### Problem description
Please print every line of the data below, unchanged.

### Supplied data
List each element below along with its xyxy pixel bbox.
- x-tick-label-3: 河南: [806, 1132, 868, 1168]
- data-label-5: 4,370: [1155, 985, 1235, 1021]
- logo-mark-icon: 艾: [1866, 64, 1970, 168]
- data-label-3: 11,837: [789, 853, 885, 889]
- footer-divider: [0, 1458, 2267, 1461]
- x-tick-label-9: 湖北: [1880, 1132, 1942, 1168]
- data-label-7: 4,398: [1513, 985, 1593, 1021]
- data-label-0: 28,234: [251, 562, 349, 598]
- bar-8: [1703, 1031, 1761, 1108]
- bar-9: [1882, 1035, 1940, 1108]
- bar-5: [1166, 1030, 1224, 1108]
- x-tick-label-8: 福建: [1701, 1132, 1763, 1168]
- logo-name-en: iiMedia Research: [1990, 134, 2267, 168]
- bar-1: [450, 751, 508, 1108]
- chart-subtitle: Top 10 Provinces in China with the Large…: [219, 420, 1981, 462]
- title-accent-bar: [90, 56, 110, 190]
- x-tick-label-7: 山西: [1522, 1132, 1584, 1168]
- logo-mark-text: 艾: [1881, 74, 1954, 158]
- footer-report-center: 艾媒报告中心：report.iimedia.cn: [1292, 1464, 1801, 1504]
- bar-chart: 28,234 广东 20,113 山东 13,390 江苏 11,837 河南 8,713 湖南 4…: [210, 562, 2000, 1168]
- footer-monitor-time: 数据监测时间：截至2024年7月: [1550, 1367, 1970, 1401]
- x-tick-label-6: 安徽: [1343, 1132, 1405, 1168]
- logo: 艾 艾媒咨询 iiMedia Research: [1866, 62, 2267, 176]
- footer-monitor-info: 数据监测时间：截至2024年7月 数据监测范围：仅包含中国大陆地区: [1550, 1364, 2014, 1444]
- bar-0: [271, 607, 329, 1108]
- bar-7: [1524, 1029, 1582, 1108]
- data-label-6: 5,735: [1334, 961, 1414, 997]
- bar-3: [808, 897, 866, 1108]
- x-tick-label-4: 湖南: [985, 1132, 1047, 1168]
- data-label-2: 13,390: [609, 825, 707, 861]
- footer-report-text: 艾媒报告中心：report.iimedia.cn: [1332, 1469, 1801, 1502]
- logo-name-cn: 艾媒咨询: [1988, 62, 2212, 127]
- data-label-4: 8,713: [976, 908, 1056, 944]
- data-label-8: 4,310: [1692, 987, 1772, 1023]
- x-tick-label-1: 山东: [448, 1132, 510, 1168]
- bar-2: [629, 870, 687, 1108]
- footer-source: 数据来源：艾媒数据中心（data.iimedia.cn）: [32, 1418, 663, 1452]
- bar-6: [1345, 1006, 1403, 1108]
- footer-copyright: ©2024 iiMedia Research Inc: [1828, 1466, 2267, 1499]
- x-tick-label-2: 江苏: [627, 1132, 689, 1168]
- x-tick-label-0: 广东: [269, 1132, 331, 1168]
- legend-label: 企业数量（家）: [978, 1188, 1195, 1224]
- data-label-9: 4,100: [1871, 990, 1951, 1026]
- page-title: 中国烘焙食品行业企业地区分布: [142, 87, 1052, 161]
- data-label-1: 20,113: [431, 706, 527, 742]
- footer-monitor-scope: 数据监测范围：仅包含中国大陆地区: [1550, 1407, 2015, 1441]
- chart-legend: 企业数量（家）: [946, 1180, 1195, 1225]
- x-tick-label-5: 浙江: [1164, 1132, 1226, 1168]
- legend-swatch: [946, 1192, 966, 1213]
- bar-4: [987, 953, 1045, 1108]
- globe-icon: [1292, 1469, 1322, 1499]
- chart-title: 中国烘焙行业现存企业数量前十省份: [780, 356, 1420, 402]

### Answer for this exercise
List each element below along with its xyxy pixel bbox.
- x-tick-label-3: 河南: [806, 1132, 868, 1168]
- data-label-5: 4,370: [1155, 985, 1235, 1021]
- logo-mark-icon: 艾: [1866, 64, 1970, 168]
- data-label-3: 11,837: [789, 853, 885, 889]
- footer-divider: [0, 1458, 2267, 1461]
- x-tick-label-9: 湖北: [1880, 1132, 1942, 1168]
- data-label-7: 4,398: [1513, 985, 1593, 1021]
- data-label-0: 28,234: [251, 562, 349, 598]
- bar-8: [1703, 1031, 1761, 1108]
- bar-9: [1882, 1035, 1940, 1108]
- bar-5: [1166, 1030, 1224, 1108]
- x-tick-label-8: 福建: [1701, 1132, 1763, 1168]
- logo-name-en: iiMedia Research: [1990, 134, 2267, 168]
- bar-1: [450, 751, 508, 1108]
- chart-subtitle: Top 10 Provinces in China with the Large…: [219, 420, 1981, 462]
- title-accent-bar: [90, 56, 110, 190]
- x-tick-label-7: 山西: [1522, 1132, 1584, 1168]
- logo-mark-text: 艾: [1881, 74, 1954, 158]
- footer-report-center: 艾媒报告中心：report.iimedia.cn: [1292, 1464, 1801, 1504]
- bar-chart: 28,234 广东 20,113 山东 13,390 江苏 11,837 河南 8,713 湖南 4…: [210, 562, 2000, 1168]
- footer-monitor-time: 数据监测时间：截至2024年7月: [1550, 1367, 1970, 1401]
- x-tick-label-6: 安徽: [1343, 1132, 1405, 1168]
- logo: 艾 艾媒咨询 iiMedia Research: [1866, 62, 2267, 176]
- footer-monitor-info: 数据监测时间：截至2024年7月 数据监测范围：仅包含中国大陆地区: [1550, 1364, 2014, 1444]
- bar-0: [271, 607, 329, 1108]
- bar-7: [1524, 1029, 1582, 1108]
- data-label-6: 5,735: [1334, 961, 1414, 997]
- bar-3: [808, 897, 866, 1108]
- x-tick-label-4: 湖南: [985, 1132, 1047, 1168]
- data-label-2: 13,390: [609, 825, 707, 861]
- footer-report-text: 艾媒报告中心：report.iimedia.cn: [1332, 1469, 1801, 1502]
- logo-name-cn: 艾媒咨询: [1988, 62, 2212, 127]
- data-label-4: 8,713: [976, 908, 1056, 944]
- data-label-8: 4,310: [1692, 987, 1772, 1023]
- x-tick-label-1: 山东: [448, 1132, 510, 1168]
- bar-2: [629, 870, 687, 1108]
- footer-source: 数据来源：艾媒数据中心（data.iimedia.cn）: [32, 1418, 663, 1452]
- bar-6: [1345, 1006, 1403, 1108]
- footer-copyright: ©2024 iiMedia Research Inc: [1828, 1466, 2267, 1499]
- x-tick-label-2: 江苏: [627, 1132, 689, 1168]
- x-tick-label-0: 广东: [269, 1132, 331, 1168]
- legend-label: 企业数量（家）: [978, 1188, 1195, 1224]
- data-label-9: 4,100: [1871, 990, 1951, 1026]
- page-title: 中国烘焙食品行业企业地区分布: [142, 87, 1052, 161]
- data-label-1: 20,113: [431, 706, 527, 742]
- footer-monitor-scope: 数据监测范围：仅包含中国大陆地区: [1550, 1407, 2015, 1441]
- chart-legend: 企业数量（家）: [946, 1180, 1195, 1225]
- x-tick-label-5: 浙江: [1164, 1132, 1226, 1168]
- legend-swatch: [946, 1192, 966, 1213]
- bar-4: [987, 953, 1045, 1108]
- globe-icon: [1292, 1469, 1322, 1499]
- chart-title: 中国烘焙行业现存企业数量前十省份: [780, 356, 1420, 402]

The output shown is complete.